**Task material**
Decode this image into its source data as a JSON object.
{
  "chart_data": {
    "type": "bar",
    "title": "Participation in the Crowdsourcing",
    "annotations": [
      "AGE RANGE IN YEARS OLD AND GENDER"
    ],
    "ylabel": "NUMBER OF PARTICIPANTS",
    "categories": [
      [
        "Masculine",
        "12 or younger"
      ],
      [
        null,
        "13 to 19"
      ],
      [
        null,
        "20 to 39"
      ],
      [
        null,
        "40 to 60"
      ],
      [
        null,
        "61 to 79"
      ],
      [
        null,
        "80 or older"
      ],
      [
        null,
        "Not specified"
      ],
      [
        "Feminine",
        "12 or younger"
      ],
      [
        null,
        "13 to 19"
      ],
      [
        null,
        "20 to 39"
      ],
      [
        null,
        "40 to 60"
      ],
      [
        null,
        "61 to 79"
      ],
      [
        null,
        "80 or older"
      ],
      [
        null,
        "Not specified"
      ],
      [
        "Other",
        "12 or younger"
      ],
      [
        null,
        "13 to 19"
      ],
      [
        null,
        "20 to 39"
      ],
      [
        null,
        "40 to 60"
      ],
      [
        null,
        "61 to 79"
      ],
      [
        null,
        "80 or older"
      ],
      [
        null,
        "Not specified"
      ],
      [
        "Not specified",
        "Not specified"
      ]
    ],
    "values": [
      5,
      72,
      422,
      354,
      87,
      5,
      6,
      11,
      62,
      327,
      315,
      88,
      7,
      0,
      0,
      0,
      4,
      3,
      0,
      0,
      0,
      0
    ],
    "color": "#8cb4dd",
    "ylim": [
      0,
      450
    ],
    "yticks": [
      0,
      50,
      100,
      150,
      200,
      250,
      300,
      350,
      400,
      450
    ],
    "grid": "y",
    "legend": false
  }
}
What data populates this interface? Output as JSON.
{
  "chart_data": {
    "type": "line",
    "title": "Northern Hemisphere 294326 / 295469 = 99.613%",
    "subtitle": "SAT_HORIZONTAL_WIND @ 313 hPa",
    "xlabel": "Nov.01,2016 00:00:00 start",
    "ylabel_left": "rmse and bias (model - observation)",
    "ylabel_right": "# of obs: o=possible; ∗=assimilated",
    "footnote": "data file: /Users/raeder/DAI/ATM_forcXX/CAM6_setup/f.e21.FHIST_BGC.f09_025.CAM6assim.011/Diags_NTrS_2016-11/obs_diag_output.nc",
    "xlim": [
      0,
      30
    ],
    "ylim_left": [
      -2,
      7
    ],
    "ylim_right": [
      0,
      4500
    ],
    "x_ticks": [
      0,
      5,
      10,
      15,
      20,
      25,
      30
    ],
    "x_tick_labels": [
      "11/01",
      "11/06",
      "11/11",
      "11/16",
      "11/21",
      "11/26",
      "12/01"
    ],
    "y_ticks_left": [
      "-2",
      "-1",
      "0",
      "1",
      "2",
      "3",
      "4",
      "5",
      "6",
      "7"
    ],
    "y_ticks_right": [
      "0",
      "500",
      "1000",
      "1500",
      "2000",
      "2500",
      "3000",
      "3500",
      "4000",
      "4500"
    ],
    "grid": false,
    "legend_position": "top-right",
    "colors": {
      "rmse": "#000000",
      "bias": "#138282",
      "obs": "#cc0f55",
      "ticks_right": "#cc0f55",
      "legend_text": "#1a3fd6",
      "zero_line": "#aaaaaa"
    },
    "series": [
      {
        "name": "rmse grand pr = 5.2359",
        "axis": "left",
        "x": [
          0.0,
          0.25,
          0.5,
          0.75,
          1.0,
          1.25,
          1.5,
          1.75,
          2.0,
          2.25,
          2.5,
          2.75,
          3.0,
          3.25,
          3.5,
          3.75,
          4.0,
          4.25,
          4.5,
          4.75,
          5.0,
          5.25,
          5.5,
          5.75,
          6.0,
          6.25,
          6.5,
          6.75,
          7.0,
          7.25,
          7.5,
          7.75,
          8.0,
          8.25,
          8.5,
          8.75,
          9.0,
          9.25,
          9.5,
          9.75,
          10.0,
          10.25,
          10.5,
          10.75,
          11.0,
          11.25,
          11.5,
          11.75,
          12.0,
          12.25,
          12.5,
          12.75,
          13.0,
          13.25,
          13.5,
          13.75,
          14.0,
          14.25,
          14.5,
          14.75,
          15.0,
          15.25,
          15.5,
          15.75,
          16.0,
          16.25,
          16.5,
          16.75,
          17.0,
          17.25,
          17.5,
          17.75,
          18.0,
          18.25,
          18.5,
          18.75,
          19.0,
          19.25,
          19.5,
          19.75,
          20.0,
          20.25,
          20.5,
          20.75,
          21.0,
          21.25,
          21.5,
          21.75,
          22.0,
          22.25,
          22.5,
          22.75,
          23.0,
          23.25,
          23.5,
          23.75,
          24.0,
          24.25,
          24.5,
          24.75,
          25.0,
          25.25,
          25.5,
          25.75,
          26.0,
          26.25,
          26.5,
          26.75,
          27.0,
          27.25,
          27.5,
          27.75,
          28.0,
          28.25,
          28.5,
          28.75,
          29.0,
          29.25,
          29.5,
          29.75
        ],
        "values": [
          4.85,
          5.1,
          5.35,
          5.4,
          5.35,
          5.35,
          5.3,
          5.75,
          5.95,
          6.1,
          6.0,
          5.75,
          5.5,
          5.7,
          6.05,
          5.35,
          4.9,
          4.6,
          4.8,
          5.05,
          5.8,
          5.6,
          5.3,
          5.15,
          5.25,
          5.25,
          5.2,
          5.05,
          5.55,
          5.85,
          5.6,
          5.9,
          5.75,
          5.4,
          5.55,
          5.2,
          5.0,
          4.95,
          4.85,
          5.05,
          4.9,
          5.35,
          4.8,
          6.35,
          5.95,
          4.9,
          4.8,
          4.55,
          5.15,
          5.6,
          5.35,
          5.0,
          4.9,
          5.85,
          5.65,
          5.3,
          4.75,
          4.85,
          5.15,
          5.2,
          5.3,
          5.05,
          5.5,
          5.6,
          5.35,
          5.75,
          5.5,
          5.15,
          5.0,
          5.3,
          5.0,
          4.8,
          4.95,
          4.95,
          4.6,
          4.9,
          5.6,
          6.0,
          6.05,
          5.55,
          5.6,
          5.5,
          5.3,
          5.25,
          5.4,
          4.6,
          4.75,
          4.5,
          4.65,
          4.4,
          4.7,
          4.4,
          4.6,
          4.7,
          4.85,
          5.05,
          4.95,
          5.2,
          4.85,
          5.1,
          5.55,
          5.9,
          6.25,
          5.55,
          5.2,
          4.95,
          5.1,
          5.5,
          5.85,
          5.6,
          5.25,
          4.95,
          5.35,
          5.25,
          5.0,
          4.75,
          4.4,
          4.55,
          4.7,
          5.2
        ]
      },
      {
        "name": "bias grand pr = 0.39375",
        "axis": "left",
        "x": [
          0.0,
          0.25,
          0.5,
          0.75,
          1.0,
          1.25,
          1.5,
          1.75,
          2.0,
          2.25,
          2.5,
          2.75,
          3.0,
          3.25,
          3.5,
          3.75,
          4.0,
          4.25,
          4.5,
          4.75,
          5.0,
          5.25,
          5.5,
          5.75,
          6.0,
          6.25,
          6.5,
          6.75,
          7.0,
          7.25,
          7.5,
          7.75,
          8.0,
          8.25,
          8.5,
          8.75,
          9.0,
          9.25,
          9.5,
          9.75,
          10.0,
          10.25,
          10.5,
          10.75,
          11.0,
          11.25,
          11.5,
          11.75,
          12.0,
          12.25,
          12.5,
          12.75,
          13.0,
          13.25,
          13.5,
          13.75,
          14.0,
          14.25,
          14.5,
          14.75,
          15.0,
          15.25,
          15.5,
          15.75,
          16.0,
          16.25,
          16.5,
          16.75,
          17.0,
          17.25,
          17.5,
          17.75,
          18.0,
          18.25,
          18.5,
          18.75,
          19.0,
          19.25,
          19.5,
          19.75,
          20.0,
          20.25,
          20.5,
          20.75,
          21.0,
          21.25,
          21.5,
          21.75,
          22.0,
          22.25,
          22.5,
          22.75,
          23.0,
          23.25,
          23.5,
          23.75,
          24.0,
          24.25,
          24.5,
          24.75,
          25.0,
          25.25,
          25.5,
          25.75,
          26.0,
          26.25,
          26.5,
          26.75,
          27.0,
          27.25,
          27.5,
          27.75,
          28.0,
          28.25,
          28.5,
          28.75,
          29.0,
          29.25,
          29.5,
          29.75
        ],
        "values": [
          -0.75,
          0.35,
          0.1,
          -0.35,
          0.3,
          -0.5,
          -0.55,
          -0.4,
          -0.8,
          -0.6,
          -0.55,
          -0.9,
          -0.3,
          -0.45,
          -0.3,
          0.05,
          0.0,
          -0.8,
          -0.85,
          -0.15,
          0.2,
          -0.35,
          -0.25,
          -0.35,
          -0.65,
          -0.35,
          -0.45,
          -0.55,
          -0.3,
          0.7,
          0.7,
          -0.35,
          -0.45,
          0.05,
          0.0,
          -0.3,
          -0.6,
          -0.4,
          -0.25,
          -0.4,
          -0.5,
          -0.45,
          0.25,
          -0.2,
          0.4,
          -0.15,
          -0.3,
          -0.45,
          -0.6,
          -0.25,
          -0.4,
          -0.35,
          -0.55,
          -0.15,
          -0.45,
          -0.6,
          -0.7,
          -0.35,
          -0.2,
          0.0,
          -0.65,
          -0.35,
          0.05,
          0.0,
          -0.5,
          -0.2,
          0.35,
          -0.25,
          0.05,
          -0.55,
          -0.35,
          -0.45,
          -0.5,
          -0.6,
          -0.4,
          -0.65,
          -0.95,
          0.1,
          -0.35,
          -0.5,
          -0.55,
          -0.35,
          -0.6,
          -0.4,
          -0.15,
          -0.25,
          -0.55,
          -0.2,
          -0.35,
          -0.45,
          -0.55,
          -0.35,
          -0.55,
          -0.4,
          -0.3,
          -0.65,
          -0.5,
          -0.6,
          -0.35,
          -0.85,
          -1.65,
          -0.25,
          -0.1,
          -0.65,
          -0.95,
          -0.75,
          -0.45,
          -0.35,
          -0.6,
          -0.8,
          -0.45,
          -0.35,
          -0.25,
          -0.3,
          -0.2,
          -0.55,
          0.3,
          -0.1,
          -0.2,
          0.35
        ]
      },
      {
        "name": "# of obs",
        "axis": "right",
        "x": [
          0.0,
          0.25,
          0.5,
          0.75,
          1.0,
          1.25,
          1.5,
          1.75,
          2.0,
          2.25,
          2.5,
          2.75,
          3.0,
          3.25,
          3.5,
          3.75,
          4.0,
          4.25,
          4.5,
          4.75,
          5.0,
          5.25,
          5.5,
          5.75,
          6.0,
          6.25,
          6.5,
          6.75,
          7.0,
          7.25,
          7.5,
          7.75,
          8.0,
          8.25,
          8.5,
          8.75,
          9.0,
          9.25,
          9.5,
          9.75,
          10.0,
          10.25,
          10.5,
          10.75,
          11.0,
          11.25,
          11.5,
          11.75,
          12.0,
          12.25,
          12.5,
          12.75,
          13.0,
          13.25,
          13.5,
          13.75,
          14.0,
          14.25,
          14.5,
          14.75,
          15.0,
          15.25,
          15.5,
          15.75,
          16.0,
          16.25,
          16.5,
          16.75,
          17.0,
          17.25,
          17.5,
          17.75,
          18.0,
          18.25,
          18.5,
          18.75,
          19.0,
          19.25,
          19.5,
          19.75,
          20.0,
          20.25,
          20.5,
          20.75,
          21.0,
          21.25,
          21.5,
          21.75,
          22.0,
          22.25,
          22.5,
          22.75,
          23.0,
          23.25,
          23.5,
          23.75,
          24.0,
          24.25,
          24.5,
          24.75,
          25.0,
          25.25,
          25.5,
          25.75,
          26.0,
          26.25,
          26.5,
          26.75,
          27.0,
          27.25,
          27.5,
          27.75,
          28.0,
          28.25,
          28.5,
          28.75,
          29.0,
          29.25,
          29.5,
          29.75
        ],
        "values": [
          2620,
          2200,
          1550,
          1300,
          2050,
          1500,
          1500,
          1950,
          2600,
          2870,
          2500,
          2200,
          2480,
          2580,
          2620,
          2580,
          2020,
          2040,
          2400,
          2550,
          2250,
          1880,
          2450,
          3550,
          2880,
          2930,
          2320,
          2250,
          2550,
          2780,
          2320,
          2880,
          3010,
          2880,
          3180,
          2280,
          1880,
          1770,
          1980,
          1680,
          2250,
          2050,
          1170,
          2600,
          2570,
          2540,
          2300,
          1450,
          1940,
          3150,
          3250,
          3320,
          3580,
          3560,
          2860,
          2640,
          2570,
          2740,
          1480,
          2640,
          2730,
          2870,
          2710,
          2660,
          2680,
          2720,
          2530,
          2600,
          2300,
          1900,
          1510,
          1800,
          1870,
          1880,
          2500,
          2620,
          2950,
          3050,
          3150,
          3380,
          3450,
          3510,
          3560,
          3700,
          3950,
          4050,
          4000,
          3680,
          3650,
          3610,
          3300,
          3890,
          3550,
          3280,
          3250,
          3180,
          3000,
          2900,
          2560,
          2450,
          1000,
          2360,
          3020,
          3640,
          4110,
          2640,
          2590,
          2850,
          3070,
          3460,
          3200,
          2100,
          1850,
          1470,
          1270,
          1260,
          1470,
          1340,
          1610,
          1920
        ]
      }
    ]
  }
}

**Your objective**
Scan the records above for the string "name", then select every line that holds it.

**Result for this exercise**
        "name": "rmse grand pr = 5.2359",
        "name": "bias grand pr = 0.39375",
        "name": "# of obs",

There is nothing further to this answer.